• [Aim]
Set down every record once more, exactly as given.

• [Saved entries]
..............................
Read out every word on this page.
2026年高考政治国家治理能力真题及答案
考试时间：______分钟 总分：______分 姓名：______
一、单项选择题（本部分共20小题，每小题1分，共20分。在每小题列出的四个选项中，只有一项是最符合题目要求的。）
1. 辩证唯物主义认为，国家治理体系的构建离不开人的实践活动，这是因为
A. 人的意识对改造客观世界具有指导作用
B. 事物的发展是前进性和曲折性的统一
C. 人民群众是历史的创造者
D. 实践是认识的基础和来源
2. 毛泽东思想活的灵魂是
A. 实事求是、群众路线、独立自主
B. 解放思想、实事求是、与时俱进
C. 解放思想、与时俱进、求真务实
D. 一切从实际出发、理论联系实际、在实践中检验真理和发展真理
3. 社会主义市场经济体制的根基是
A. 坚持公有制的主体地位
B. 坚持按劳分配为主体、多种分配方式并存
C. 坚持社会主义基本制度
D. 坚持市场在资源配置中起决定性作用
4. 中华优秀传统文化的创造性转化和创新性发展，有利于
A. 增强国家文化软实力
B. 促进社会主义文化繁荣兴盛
..............................
• [The answer]
Read out every word on this page.
2026年高考政治国家治理能力真题及答案
考试时间：______分钟 总分：______分 姓名：______
一、单项选择题（本部分共20小题，每小题1分，共20分。在每小题列出的四个选项中，只有一项是最符合题目要求的。）
1. 辩证唯物主义认为，国家治理体系的构建离不开人的实践活动，这是因为
A. 人的意识对改造客观世界具有指导作用
B. 事物的发展是前进性和曲折性的统一
C. 人民群众是历史的创造者
D. 实践是认识的基础和来源
2. 毛泽东思想活的灵魂是
A. 实事求是、群众路线、独立自主
B. 解放思想、实事求是、与时俱进
C. 解放思想、与时俱进、求真务实
D. 一切从实际出发、理论联系实际、在实践中检验真理和发展真理
3. 社会主义市场经济体制的根基是
A. 坚持公有制的主体地位
B. 坚持按劳分配为主体、多种分配方式并存
C. 坚持社会主义基本制度
D. 坚持市场在资源配置中起决定性作用
4. 中华优秀传统文化的创造性转化和创新性发展，有利于
A. 增强国家文化软实力
B. 促进社会主义文化繁荣兴盛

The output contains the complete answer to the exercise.